● **SET PROBLEM**
Reproduce each line bearing the word "послуг".

================================

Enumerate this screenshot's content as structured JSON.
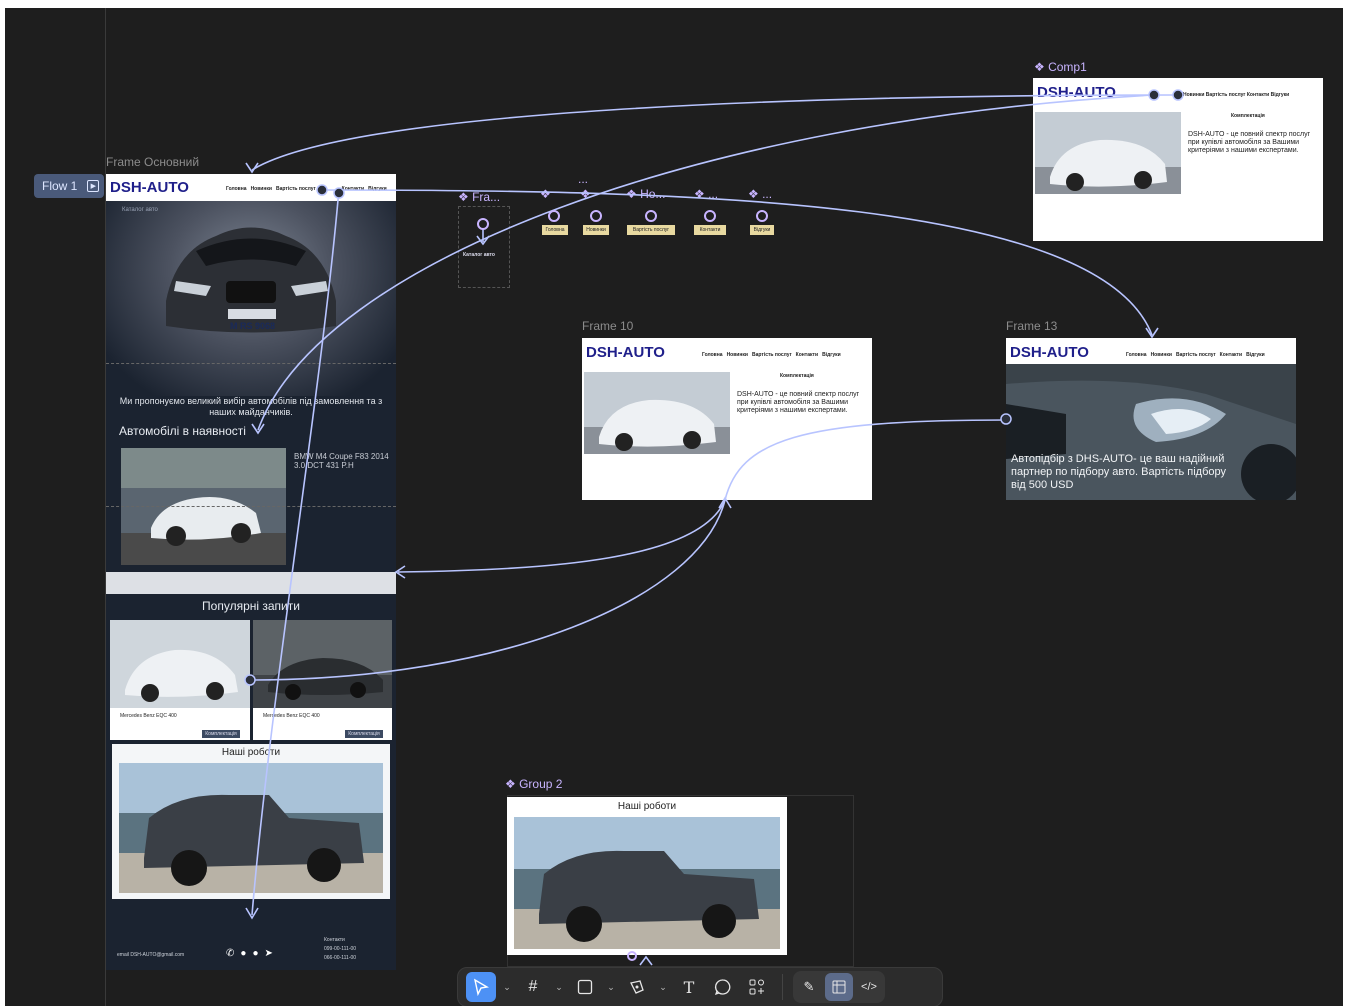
{
  "flow_label": "Flow 1",
  "frames": {
    "main_label": "Frame Основний",
    "comp1_label": "Comp1",
    "frame10_label": "Frame 10",
    "frame13_label": "Frame 13",
    "group2_label": "Group 2",
    "fra_label": "Fra...",
    "ho_label": "Ho...",
    "dots_label": "...",
    "dots_label_2": "..."
  },
  "site": {
    "logo": "DSH-AUTO",
    "logo_comp1": "DSH-AUTO",
    "nav": [
      "Головна",
      "Новинки",
      "Вартість послуг",
      "Контакти",
      "Відгуки"
    ],
    "nav_comp1": "Новинки  Вартість послуг  Контакти  Відгуки",
    "catalog": "Каталог авто",
    "plate": "M RS 9068",
    "offer": "Ми пропонуємо великий вибір автомобілів під замовлення та з наших майданчиків.",
    "in_stock_title": "Автомобілі в наявності",
    "in_stock_car": "BMW M4 Coupe F83 2014",
    "in_stock_specs": "3.0 DCT   431 P.H",
    "popular_title": "Популярні запити",
    "popular_car_1": "Mercedes Benz EQC 400",
    "popular_car_2": "Mercedes Benz EQC 400",
    "equipment_btn": "Комплектація",
    "works_title": "Наші роботи",
    "footer_email": "email  DSH-AUTO@gmail.com",
    "contacts_title": "Контакти",
    "phone_1": "099-00-111-00",
    "phone_2": "066-00-111-00",
    "equipment_title": "Комплектація",
    "desc": "DSH-AUTO - це повний спектр послуг при купівлі автомобіля за Вашими критеріями з нашими експертами.",
    "hero13": "Автопідбір з DHS-AUTO- це ваш надійний партнер по підбору авто. Вартість підбору від 500 USD"
  },
  "buttons_row": [
    "Головна",
    "Новинки",
    "Вартість послуг",
    "Контакти",
    "Відгуки"
  ],
  "toolbar": {
    "tools": [
      "move-tool",
      "frame-tool",
      "shape-tool",
      "pen-tool",
      "text-tool",
      "comment-tool",
      "actions-tool"
    ],
    "modes": [
      "draw-mode",
      "design-mode",
      "dev-mode"
    ]
  },
  "colors": {
    "canvas": "#1e1e1e",
    "connector": "#b8c4ff",
    "component": "#c8b4ff",
    "flow_tag": "#4a5a7a",
    "active_tool": "#4d91f5",
    "logo": "#1f1f8a"
  }
}
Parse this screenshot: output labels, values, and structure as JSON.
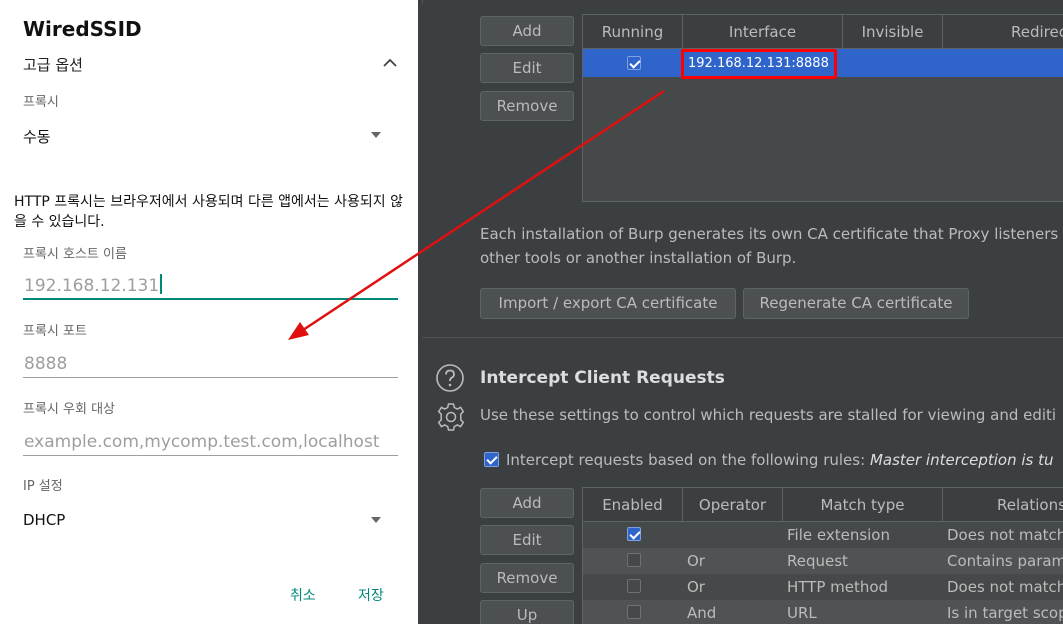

================================

● **TASK RESULT**
      "Вартість послуг",
    "nav_comp1": "Новинки  Вартість послуг  Контакти  Відгуки",
    "desc": "DSH-AUTO - це повний спектр послуг при купівлі автомобіля за Вашими критеріями з нашими експертами.",
    "Вартість послуг",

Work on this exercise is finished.